> Exercise details
Where a line contains the word "JSON", copy that line.

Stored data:
********************
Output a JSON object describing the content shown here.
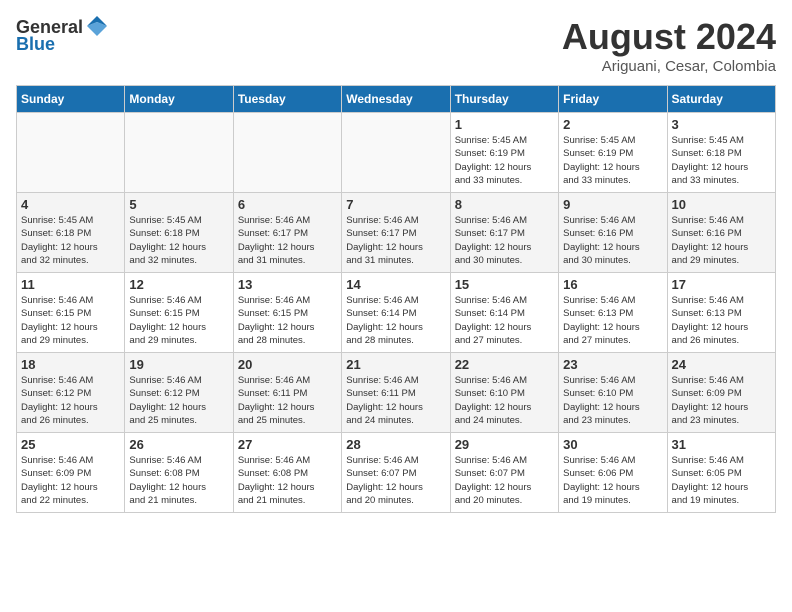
{
  "header": {
    "logo_general": "General",
    "logo_blue": "Blue",
    "month_year": "August 2024",
    "location": "Ariguani, Cesar, Colombia"
  },
  "weekdays": [
    "Sunday",
    "Monday",
    "Tuesday",
    "Wednesday",
    "Thursday",
    "Friday",
    "Saturday"
  ],
  "weeks": [
    [
      {
        "day": "",
        "info": ""
      },
      {
        "day": "",
        "info": ""
      },
      {
        "day": "",
        "info": ""
      },
      {
        "day": "",
        "info": ""
      },
      {
        "day": "1",
        "info": "Sunrise: 5:45 AM\nSunset: 6:19 PM\nDaylight: 12 hours\nand 33 minutes."
      },
      {
        "day": "2",
        "info": "Sunrise: 5:45 AM\nSunset: 6:19 PM\nDaylight: 12 hours\nand 33 minutes."
      },
      {
        "day": "3",
        "info": "Sunrise: 5:45 AM\nSunset: 6:18 PM\nDaylight: 12 hours\nand 33 minutes."
      }
    ],
    [
      {
        "day": "4",
        "info": "Sunrise: 5:45 AM\nSunset: 6:18 PM\nDaylight: 12 hours\nand 32 minutes."
      },
      {
        "day": "5",
        "info": "Sunrise: 5:45 AM\nSunset: 6:18 PM\nDaylight: 12 hours\nand 32 minutes."
      },
      {
        "day": "6",
        "info": "Sunrise: 5:46 AM\nSunset: 6:17 PM\nDaylight: 12 hours\nand 31 minutes."
      },
      {
        "day": "7",
        "info": "Sunrise: 5:46 AM\nSunset: 6:17 PM\nDaylight: 12 hours\nand 31 minutes."
      },
      {
        "day": "8",
        "info": "Sunrise: 5:46 AM\nSunset: 6:17 PM\nDaylight: 12 hours\nand 30 minutes."
      },
      {
        "day": "9",
        "info": "Sunrise: 5:46 AM\nSunset: 6:16 PM\nDaylight: 12 hours\nand 30 minutes."
      },
      {
        "day": "10",
        "info": "Sunrise: 5:46 AM\nSunset: 6:16 PM\nDaylight: 12 hours\nand 29 minutes."
      }
    ],
    [
      {
        "day": "11",
        "info": "Sunrise: 5:46 AM\nSunset: 6:15 PM\nDaylight: 12 hours\nand 29 minutes."
      },
      {
        "day": "12",
        "info": "Sunrise: 5:46 AM\nSunset: 6:15 PM\nDaylight: 12 hours\nand 29 minutes."
      },
      {
        "day": "13",
        "info": "Sunrise: 5:46 AM\nSunset: 6:15 PM\nDaylight: 12 hours\nand 28 minutes."
      },
      {
        "day": "14",
        "info": "Sunrise: 5:46 AM\nSunset: 6:14 PM\nDaylight: 12 hours\nand 28 minutes."
      },
      {
        "day": "15",
        "info": "Sunrise: 5:46 AM\nSunset: 6:14 PM\nDaylight: 12 hours\nand 27 minutes."
      },
      {
        "day": "16",
        "info": "Sunrise: 5:46 AM\nSunset: 6:13 PM\nDaylight: 12 hours\nand 27 minutes."
      },
      {
        "day": "17",
        "info": "Sunrise: 5:46 AM\nSunset: 6:13 PM\nDaylight: 12 hours\nand 26 minutes."
      }
    ],
    [
      {
        "day": "18",
        "info": "Sunrise: 5:46 AM\nSunset: 6:12 PM\nDaylight: 12 hours\nand 26 minutes."
      },
      {
        "day": "19",
        "info": "Sunrise: 5:46 AM\nSunset: 6:12 PM\nDaylight: 12 hours\nand 25 minutes."
      },
      {
        "day": "20",
        "info": "Sunrise: 5:46 AM\nSunset: 6:11 PM\nDaylight: 12 hours\nand 25 minutes."
      },
      {
        "day": "21",
        "info": "Sunrise: 5:46 AM\nSunset: 6:11 PM\nDaylight: 12 hours\nand 24 minutes."
      },
      {
        "day": "22",
        "info": "Sunrise: 5:46 AM\nSunset: 6:10 PM\nDaylight: 12 hours\nand 24 minutes."
      },
      {
        "day": "23",
        "info": "Sunrise: 5:46 AM\nSunset: 6:10 PM\nDaylight: 12 hours\nand 23 minutes."
      },
      {
        "day": "24",
        "info": "Sunrise: 5:46 AM\nSunset: 6:09 PM\nDaylight: 12 hours\nand 23 minutes."
      }
    ],
    [
      {
        "day": "25",
        "info": "Sunrise: 5:46 AM\nSunset: 6:09 PM\nDaylight: 12 hours\nand 22 minutes."
      },
      {
        "day": "26",
        "info": "Sunrise: 5:46 AM\nSunset: 6:08 PM\nDaylight: 12 hours\nand 21 minutes."
      },
      {
        "day": "27",
        "info": "Sunrise: 5:46 AM\nSunset: 6:08 PM\nDaylight: 12 hours\nand 21 minutes."
      },
      {
        "day": "28",
        "info": "Sunrise: 5:46 AM\nSunset: 6:07 PM\nDaylight: 12 hours\nand 20 minutes."
      },
      {
        "day": "29",
        "info": "Sunrise: 5:46 AM\nSunset: 6:07 PM\nDaylight: 12 hours\nand 20 minutes."
      },
      {
        "day": "30",
        "info": "Sunrise: 5:46 AM\nSunset: 6:06 PM\nDaylight: 12 hours\nand 19 minutes."
      },
      {
        "day": "31",
        "info": "Sunrise: 5:46 AM\nSunset: 6:05 PM\nDaylight: 12 hours\nand 19 minutes."
      }
    ]
  ]
}
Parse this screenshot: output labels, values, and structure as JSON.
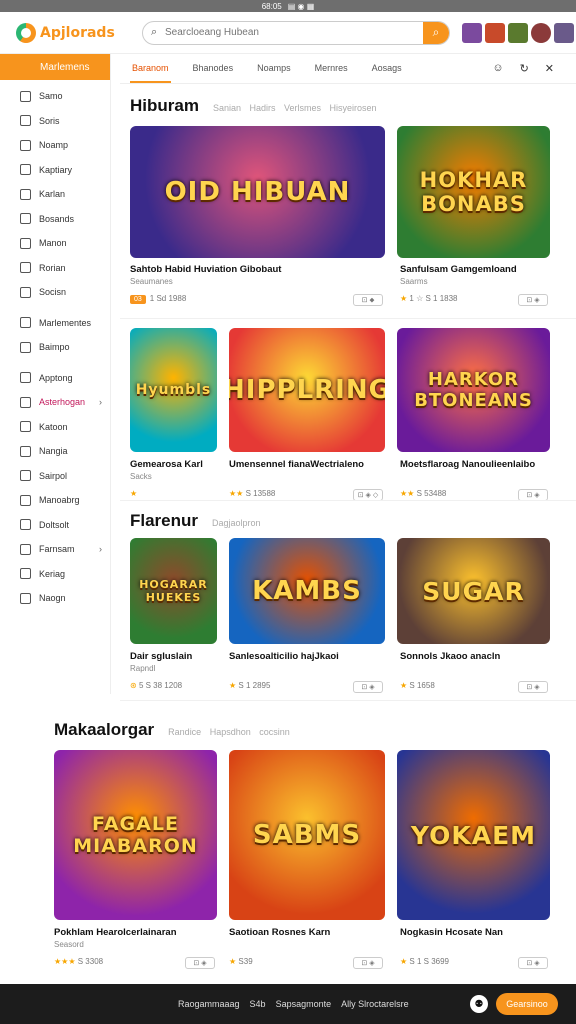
********************
> Expected output
Output a JSON object describing the content shown here.
Parse this screenshot: output labels, values, and structure as JSON.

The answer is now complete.